Print all of the data exactly.

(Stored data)

───

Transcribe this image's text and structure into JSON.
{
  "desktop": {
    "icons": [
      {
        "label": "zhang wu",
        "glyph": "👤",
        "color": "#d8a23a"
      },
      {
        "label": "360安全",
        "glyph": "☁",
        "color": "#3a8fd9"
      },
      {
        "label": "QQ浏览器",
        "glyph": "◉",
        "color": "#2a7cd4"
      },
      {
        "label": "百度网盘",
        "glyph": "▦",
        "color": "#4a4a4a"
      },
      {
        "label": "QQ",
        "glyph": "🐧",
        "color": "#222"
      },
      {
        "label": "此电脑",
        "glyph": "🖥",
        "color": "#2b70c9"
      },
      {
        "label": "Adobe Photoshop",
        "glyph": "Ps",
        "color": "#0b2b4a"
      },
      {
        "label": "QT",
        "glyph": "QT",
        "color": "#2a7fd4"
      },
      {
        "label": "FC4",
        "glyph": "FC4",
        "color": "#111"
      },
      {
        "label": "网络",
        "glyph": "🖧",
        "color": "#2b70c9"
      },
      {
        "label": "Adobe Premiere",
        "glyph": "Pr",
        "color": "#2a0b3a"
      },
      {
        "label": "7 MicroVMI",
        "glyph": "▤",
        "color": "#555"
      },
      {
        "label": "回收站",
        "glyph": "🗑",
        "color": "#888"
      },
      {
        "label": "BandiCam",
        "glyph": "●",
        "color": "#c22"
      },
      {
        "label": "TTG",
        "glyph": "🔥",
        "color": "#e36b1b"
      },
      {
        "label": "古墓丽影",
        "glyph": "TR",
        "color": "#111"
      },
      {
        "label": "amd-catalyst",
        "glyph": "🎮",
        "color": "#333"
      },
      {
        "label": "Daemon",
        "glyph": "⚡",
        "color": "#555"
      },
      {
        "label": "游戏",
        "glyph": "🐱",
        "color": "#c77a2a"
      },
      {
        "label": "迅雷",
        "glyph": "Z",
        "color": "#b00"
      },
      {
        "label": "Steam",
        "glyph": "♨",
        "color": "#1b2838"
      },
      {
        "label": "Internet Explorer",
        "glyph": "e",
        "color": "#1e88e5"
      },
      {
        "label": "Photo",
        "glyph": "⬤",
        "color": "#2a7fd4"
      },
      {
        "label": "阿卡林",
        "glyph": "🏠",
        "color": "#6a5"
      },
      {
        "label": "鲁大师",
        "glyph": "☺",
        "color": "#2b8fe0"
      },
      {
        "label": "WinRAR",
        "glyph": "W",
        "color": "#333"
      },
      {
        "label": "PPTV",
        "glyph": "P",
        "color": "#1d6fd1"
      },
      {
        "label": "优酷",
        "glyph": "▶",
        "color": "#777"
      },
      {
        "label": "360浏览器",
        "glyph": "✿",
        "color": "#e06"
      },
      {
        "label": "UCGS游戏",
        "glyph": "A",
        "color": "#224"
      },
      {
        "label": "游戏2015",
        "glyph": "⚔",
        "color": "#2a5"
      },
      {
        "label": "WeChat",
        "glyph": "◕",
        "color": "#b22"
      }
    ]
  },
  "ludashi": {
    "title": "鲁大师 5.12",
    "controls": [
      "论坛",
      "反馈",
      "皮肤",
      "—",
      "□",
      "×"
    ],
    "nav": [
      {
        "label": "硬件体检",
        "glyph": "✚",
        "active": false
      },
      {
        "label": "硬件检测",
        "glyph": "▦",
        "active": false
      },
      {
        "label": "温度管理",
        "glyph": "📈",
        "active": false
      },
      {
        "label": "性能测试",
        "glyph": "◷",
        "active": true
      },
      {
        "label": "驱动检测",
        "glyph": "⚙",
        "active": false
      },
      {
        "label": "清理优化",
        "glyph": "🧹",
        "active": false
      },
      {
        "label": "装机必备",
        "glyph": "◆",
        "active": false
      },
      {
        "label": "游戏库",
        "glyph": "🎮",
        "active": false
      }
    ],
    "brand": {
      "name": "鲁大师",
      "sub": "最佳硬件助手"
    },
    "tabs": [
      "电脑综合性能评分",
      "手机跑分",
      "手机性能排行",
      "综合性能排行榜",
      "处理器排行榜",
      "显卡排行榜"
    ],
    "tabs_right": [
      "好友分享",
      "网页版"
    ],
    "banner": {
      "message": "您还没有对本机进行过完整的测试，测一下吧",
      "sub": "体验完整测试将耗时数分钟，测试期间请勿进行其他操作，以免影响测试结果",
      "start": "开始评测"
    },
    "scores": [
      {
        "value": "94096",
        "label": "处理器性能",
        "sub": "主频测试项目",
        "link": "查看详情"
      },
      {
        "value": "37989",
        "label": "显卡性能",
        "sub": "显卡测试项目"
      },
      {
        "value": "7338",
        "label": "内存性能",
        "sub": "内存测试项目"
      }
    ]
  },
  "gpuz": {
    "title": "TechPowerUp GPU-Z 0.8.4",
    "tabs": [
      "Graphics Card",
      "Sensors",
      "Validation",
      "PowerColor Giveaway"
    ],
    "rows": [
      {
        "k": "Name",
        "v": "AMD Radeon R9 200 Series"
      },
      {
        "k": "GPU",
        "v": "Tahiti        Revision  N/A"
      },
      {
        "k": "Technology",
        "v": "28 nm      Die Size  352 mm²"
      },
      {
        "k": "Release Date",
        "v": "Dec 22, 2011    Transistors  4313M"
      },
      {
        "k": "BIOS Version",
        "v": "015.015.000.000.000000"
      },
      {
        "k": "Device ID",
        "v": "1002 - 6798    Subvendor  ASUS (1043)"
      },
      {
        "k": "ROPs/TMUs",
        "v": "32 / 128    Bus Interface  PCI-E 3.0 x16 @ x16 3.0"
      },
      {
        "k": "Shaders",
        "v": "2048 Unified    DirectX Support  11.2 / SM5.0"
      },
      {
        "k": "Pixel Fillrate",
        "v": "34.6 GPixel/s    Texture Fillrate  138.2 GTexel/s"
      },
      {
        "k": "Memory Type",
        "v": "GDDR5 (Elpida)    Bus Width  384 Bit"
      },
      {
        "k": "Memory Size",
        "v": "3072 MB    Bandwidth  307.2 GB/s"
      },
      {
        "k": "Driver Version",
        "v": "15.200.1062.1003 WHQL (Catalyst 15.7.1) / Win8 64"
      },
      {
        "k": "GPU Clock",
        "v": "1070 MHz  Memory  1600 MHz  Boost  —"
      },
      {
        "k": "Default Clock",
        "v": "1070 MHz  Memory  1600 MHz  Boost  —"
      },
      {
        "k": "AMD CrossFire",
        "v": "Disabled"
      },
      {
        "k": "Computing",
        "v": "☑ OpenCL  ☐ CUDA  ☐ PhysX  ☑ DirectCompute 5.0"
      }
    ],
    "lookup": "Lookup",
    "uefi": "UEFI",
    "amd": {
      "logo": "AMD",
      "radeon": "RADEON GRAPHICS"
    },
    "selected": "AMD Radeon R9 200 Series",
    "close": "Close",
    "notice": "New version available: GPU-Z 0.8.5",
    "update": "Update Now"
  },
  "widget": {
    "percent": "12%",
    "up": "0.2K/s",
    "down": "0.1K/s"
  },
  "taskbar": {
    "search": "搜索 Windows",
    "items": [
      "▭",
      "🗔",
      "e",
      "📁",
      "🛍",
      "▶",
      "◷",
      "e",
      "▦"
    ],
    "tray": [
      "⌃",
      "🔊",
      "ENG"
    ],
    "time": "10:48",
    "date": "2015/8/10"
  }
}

───

EXERCISE RESPONSE =>
Transcribe this image's text and structure into JSON.
{
  "desktop": {
    "icons": [
      {
        "label": "zhang wu",
        "glyph": "👤",
        "color": "#d8a23a"
      },
      {
        "label": "360安全",
        "glyph": "☁",
        "color": "#3a8fd9"
      },
      {
        "label": "QQ浏览器",
        "glyph": "◉",
        "color": "#2a7cd4"
      },
      {
        "label": "百度网盘",
        "glyph": "▦",
        "color": "#4a4a4a"
      },
      {
        "label": "QQ",
        "glyph": "🐧",
        "color": "#222"
      },
      {
        "label": "此电脑",
        "glyph": "🖥",
        "color": "#2b70c9"
      },
      {
        "label": "Adobe Photoshop",
        "glyph": "Ps",
        "color": "#0b2b4a"
      },
      {
        "label": "QT",
        "glyph": "QT",
        "color": "#2a7fd4"
      },
      {
        "label": "FC4",
        "glyph": "FC4",
        "color": "#111"
      },
      {
        "label": "网络",
        "glyph": "🖧",
        "color": "#2b70c9"
      },
      {
        "label": "Adobe Premiere",
        "glyph": "Pr",
        "color": "#2a0b3a"
      },
      {
        "label": "7 MicroVMI",
        "glyph": "▤",
        "color": "#555"
      },
      {
        "label": "回收站",
        "glyph": "🗑",
        "color": "#888"
      },
      {
        "label": "BandiCam",
        "glyph": "●",
        "color": "#c22"
      },
      {
        "label": "TTG",
        "glyph": "🔥",
        "color": "#e36b1b"
      },
      {
        "label": "古墓丽影",
        "glyph": "TR",
        "color": "#111"
      },
      {
        "label": "amd-catalyst",
        "glyph": "🎮",
        "color": "#333"
      },
      {
        "label": "Daemon",
        "glyph": "⚡",
        "color": "#555"
      },
      {
        "label": "游戏",
        "glyph": "🐱",
        "color": "#c77a2a"
      },
      {
        "label": "迅雷",
        "glyph": "Z",
        "color": "#b00"
      },
      {
        "label": "Steam",
        "glyph": "♨",
        "color": "#1b2838"
      },
      {
        "label": "Internet Explorer",
        "glyph": "e",
        "color": "#1e88e5"
      },
      {
        "label": "Photo",
        "glyph": "⬤",
        "color": "#2a7fd4"
      },
      {
        "label": "阿卡林",
        "glyph": "🏠",
        "color": "#6a5"
      },
      {
        "label": "鲁大师",
        "glyph": "☺",
        "color": "#2b8fe0"
      },
      {
        "label": "WinRAR",
        "glyph": "W",
        "color": "#333"
      },
      {
        "label": "PPTV",
        "glyph": "P",
        "color": "#1d6fd1"
      },
      {
        "label": "优酷",
        "glyph": "▶",
        "color": "#777"
      },
      {
        "label": "360浏览器",
        "glyph": "✿",
        "color": "#e06"
      },
      {
        "label": "UCGS游戏",
        "glyph": "A",
        "color": "#224"
      },
      {
        "label": "游戏2015",
        "glyph": "⚔",
        "color": "#2a5"
      },
      {
        "label": "WeChat",
        "glyph": "◕",
        "color": "#b22"
      }
    ]
  },
  "ludashi": {
    "title": "鲁大师 5.12",
    "controls": [
      "论坛",
      "反馈",
      "皮肤",
      "—",
      "□",
      "×"
    ],
    "nav": [
      {
        "label": "硬件体检",
        "glyph": "✚",
        "active": false
      },
      {
        "label": "硬件检测",
        "glyph": "▦",
        "active": false
      },
      {
        "label": "温度管理",
        "glyph": "📈",
        "active": false
      },
      {
        "label": "性能测试",
        "glyph": "◷",
        "active": true
      },
      {
        "label": "驱动检测",
        "glyph": "⚙",
        "active": false
      },
      {
        "label": "清理优化",
        "glyph": "🧹",
        "active": false
      },
      {
        "label": "装机必备",
        "glyph": "◆",
        "active": false
      },
      {
        "label": "游戏库",
        "glyph": "🎮",
        "active": false
      }
    ],
    "brand": {
      "name": "鲁大师",
      "sub": "最佳硬件助手"
    },
    "tabs": [
      "电脑综合性能评分",
      "手机跑分",
      "手机性能排行",
      "综合性能排行榜",
      "处理器排行榜",
      "显卡排行榜"
    ],
    "tabs_right": [
      "好友分享",
      "网页版"
    ],
    "banner": {
      "message": "您还没有对本机进行过完整的测试，测一下吧",
      "sub": "体验完整测试将耗时数分钟，测试期间请勿进行其他操作，以免影响测试结果",
      "start": "开始评测"
    },
    "scores": [
      {
        "value": "94096",
        "label": "处理器性能",
        "sub": "主频测试项目",
        "link": "查看详情"
      },
      {
        "value": "37989",
        "label": "显卡性能",
        "sub": "显卡测试项目"
      },
      {
        "value": "7338",
        "label": "内存性能",
        "sub": "内存测试项目"
      }
    ]
  },
  "gpuz": {
    "title": "TechPowerUp GPU-Z 0.8.4",
    "tabs": [
      "Graphics Card",
      "Sensors",
      "Validation",
      "PowerColor Giveaway"
    ],
    "rows": [
      {
        "k": "Name",
        "v": "AMD Radeon R9 200 Series"
      },
      {
        "k": "GPU",
        "v": "Tahiti        Revision  N/A"
      },
      {
        "k": "Technology",
        "v": "28 nm      Die Size  352 mm²"
      },
      {
        "k": "Release Date",
        "v": "Dec 22, 2011    Transistors  4313M"
      },
      {
        "k": "BIOS Version",
        "v": "015.015.000.000.000000"
      },
      {
        "k": "Device ID",
        "v": "1002 - 6798    Subvendor  ASUS (1043)"
      },
      {
        "k": "ROPs/TMUs",
        "v": "32 / 128    Bus Interface  PCI-E 3.0 x16 @ x16 3.0"
      },
      {
        "k": "Shaders",
        "v": "2048 Unified    DirectX Support  11.2 / SM5.0"
      },
      {
        "k": "Pixel Fillrate",
        "v": "34.6 GPixel/s    Texture Fillrate  138.2 GTexel/s"
      },
      {
        "k": "Memory Type",
        "v": "GDDR5 (Elpida)    Bus Width  384 Bit"
      },
      {
        "k": "Memory Size",
        "v": "3072 MB    Bandwidth  307.2 GB/s"
      },
      {
        "k": "Driver Version",
        "v": "15.200.1062.1003 WHQL (Catalyst 15.7.1) / Win8 64"
      },
      {
        "k": "GPU Clock",
        "v": "1070 MHz  Memory  1600 MHz  Boost  —"
      },
      {
        "k": "Default Clock",
        "v": "1070 MHz  Memory  1600 MHz  Boost  —"
      },
      {
        "k": "AMD CrossFire",
        "v": "Disabled"
      },
      {
        "k": "Computing",
        "v": "☑ OpenCL  ☐ CUDA  ☐ PhysX  ☑ DirectCompute 5.0"
      }
    ],
    "lookup": "Lookup",
    "uefi": "UEFI",
    "amd": {
      "logo": "AMD",
      "radeon": "RADEON GRAPHICS"
    },
    "selected": "AMD Radeon R9 200 Series",
    "close": "Close",
    "notice": "New version available: GPU-Z 0.8.5",
    "update": "Update Now"
  },
  "widget": {
    "percent": "12%",
    "up": "0.2K/s",
    "down": "0.1K/s"
  },
  "taskbar": {
    "search": "搜索 Windows",
    "items": [
      "▭",
      "🗔",
      "e",
      "📁",
      "🛍",
      "▶",
      "◷",
      "e",
      "▦"
    ],
    "tray": [
      "⌃",
      "🔊",
      "ENG"
    ],
    "time": "10:48",
    "date": "2015/8/10"
  }
}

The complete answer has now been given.